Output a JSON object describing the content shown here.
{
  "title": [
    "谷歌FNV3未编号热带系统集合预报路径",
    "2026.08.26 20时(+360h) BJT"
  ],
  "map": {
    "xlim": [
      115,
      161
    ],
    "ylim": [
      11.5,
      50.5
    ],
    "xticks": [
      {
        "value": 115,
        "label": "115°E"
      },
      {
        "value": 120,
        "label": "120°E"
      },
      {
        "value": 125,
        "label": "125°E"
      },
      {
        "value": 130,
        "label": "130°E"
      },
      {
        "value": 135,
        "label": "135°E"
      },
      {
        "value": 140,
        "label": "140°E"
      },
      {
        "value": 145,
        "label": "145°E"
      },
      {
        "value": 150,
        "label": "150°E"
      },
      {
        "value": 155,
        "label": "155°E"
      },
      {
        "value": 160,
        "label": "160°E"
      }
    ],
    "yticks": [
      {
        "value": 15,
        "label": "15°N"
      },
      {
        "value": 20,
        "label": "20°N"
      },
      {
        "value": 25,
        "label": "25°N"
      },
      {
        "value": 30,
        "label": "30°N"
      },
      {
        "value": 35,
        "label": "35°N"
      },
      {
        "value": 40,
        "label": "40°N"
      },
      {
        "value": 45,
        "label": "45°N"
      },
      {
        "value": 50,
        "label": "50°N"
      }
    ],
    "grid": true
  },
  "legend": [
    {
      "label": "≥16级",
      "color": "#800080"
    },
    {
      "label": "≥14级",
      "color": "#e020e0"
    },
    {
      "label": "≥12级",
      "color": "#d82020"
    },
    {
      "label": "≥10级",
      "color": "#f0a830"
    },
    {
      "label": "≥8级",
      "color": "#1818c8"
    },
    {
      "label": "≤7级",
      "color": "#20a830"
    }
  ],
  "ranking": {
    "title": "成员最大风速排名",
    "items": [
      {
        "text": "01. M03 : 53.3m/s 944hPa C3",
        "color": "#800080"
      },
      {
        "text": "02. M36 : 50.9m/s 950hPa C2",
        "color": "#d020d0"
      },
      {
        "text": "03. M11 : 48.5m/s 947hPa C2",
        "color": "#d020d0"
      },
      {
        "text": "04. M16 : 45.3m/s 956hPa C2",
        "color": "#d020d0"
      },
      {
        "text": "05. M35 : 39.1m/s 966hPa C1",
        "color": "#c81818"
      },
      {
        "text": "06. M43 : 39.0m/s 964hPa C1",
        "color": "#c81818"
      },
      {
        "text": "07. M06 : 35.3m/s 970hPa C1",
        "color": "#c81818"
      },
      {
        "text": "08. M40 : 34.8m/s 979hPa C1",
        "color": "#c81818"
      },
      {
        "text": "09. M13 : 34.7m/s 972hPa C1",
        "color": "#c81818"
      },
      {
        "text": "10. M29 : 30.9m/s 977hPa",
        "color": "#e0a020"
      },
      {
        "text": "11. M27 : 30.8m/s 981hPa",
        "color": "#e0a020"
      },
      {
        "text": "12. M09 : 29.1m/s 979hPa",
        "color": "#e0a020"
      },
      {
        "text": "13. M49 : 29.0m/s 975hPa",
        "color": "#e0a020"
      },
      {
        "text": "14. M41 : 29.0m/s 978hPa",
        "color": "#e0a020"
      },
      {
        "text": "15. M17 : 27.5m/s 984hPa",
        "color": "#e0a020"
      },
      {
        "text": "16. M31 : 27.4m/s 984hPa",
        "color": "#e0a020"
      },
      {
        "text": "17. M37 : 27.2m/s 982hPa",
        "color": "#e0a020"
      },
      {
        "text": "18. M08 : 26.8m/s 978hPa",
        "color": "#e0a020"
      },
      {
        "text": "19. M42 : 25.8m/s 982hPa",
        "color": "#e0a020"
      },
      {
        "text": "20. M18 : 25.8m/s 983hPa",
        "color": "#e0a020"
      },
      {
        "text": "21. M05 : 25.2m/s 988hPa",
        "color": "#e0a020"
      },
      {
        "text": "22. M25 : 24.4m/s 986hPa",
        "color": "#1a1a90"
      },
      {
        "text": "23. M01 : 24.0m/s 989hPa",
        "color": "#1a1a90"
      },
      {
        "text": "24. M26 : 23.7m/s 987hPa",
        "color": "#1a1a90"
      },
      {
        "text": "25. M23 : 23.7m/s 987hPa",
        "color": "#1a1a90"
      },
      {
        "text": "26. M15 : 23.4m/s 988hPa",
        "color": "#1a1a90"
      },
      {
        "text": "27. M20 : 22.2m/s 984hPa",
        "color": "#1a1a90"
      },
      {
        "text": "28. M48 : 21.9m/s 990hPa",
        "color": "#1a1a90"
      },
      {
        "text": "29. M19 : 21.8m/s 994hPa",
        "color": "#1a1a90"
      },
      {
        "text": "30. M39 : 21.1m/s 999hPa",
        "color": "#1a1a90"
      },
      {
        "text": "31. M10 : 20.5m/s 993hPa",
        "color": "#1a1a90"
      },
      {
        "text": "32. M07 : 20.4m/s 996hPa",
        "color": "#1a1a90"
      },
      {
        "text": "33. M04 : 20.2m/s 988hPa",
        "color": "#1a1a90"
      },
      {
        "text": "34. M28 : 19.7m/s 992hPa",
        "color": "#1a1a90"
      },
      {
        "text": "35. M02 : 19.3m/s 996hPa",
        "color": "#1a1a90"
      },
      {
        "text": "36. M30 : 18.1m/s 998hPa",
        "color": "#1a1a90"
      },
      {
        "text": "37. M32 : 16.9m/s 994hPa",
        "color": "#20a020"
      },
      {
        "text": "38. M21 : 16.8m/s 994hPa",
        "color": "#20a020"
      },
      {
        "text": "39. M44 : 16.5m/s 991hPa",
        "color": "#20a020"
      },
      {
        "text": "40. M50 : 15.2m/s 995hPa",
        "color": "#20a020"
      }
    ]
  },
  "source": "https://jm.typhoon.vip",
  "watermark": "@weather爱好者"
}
========================
Set down the entries above again, word for word.

Task output:
Output a JSON object describing the content shown here.
{
  "title": [
    "谷歌FNV3未编号热带系统集合预报路径",
    "2026.08.26 20时(+360h) BJT"
  ],
  "map": {
    "xlim": [
      115,
      161
    ],
    "ylim": [
      11.5,
      50.5
    ],
    "xticks": [
      {
        "value": 115,
        "label": "115°E"
      },
      {
        "value": 120,
        "label": "120°E"
      },
      {
        "value": 125,
        "label": "125°E"
      },
      {
        "value": 130,
        "label": "130°E"
      },
      {
        "value": 135,
        "label": "135°E"
      },
      {
        "value": 140,
        "label": "140°E"
      },
      {
        "value": 145,
        "label": "145°E"
      },
      {
        "value": 150,
        "label": "150°E"
      },
      {
        "value": 155,
        "label": "155°E"
      },
      {
        "value": 160,
        "label": "160°E"
      }
    ],
    "yticks": [
      {
        "value": 15,
        "label": "15°N"
      },
      {
        "value": 20,
        "label": "20°N"
      },
      {
        "value": 25,
        "label": "25°N"
      },
      {
        "value": 30,
        "label": "30°N"
      },
      {
        "value": 35,
        "label": "35°N"
      },
      {
        "value": 40,
        "label": "40°N"
      },
      {
        "value": 45,
        "label": "45°N"
      },
      {
        "value": 50,
        "label": "50°N"
      }
    ],
    "grid": true
  },
  "legend": [
    {
      "label": "≥16级",
      "color": "#800080"
    },
    {
      "label": "≥14级",
      "color": "#e020e0"
    },
    {
      "label": "≥12级",
      "color": "#d82020"
    },
    {
      "label": "≥10级",
      "color": "#f0a830"
    },
    {
      "label": "≥8级",
      "color": "#1818c8"
    },
    {
      "label": "≤7级",
      "color": "#20a830"
    }
  ],
  "ranking": {
    "title": "成员最大风速排名",
    "items": [
      {
        "text": "01. M03 : 53.3m/s 944hPa C3",
        "color": "#800080"
      },
      {
        "text": "02. M36 : 50.9m/s 950hPa C2",
        "color": "#d020d0"
      },
      {
        "text": "03. M11 : 48.5m/s 947hPa C2",
        "color": "#d020d0"
      },
      {
        "text": "04. M16 : 45.3m/s 956hPa C2",
        "color": "#d020d0"
      },
      {
        "text": "05. M35 : 39.1m/s 966hPa C1",
        "color": "#c81818"
      },
      {
        "text": "06. M43 : 39.0m/s 964hPa C1",
        "color": "#c81818"
      },
      {
        "text": "07. M06 : 35.3m/s 970hPa C1",
        "color": "#c81818"
      },
      {
        "text": "08. M40 : 34.8m/s 979hPa C1",
        "color": "#c81818"
      },
      {
        "text": "09. M13 : 34.7m/s 972hPa C1",
        "color": "#c81818"
      },
      {
        "text": "10. M29 : 30.9m/s 977hPa",
        "color": "#e0a020"
      },
      {
        "text": "11. M27 : 30.8m/s 981hPa",
        "color": "#e0a020"
      },
      {
        "text": "12. M09 : 29.1m/s 979hPa",
        "color": "#e0a020"
      },
      {
        "text": "13. M49 : 29.0m/s 975hPa",
        "color": "#e0a020"
      },
      {
        "text": "14. M41 : 29.0m/s 978hPa",
        "color": "#e0a020"
      },
      {
        "text": "15. M17 : 27.5m/s 984hPa",
        "color": "#e0a020"
      },
      {
        "text": "16. M31 : 27.4m/s 984hPa",
        "color": "#e0a020"
      },
      {
        "text": "17. M37 : 27.2m/s 982hPa",
        "color": "#e0a020"
      },
      {
        "text": "18. M08 : 26.8m/s 978hPa",
        "color": "#e0a020"
      },
      {
        "text": "19. M42 : 25.8m/s 982hPa",
        "color": "#e0a020"
      },
      {
        "text": "20. M18 : 25.8m/s 983hPa",
        "color": "#e0a020"
      },
      {
        "text": "21. M05 : 25.2m/s 988hPa",
        "color": "#e0a020"
      },
      {
        "text": "22. M25 : 24.4m/s 986hPa",
        "color": "#1a1a90"
      },
      {
        "text": "23. M01 : 24.0m/s 989hPa",
        "color": "#1a1a90"
      },
      {
        "text": "24. M26 : 23.7m/s 987hPa",
        "color": "#1a1a90"
      },
      {
        "text": "25. M23 : 23.7m/s 987hPa",
        "color": "#1a1a90"
      },
      {
        "text": "26. M15 : 23.4m/s 988hPa",
        "color": "#1a1a90"
      },
      {
        "text": "27. M20 : 22.2m/s 984hPa",
        "color": "#1a1a90"
      },
      {
        "text": "28. M48 : 21.9m/s 990hPa",
        "color": "#1a1a90"
      },
      {
        "text": "29. M19 : 21.8m/s 994hPa",
        "color": "#1a1a90"
      },
      {
        "text": "30. M39 : 21.1m/s 999hPa",
        "color": "#1a1a90"
      },
      {
        "text": "31. M10 : 20.5m/s 993hPa",
        "color": "#1a1a90"
      },
      {
        "text": "32. M07 : 20.4m/s 996hPa",
        "color": "#1a1a90"
      },
      {
        "text": "33. M04 : 20.2m/s 988hPa",
        "color": "#1a1a90"
      },
      {
        "text": "34. M28 : 19.7m/s 992hPa",
        "color": "#1a1a90"
      },
      {
        "text": "35. M02 : 19.3m/s 996hPa",
        "color": "#1a1a90"
      },
      {
        "text": "36. M30 : 18.1m/s 998hPa",
        "color": "#1a1a90"
      },
      {
        "text": "37. M32 : 16.9m/s 994hPa",
        "color": "#20a020"
      },
      {
        "text": "38. M21 : 16.8m/s 994hPa",
        "color": "#20a020"
      },
      {
        "text": "39. M44 : 16.5m/s 991hPa",
        "color": "#20a020"
      },
      {
        "text": "40. M50 : 15.2m/s 995hPa",
        "color": "#20a020"
      }
    ]
  },
  "source": "https://jm.typhoon.vip",
  "watermark": "@weather爱好者"
}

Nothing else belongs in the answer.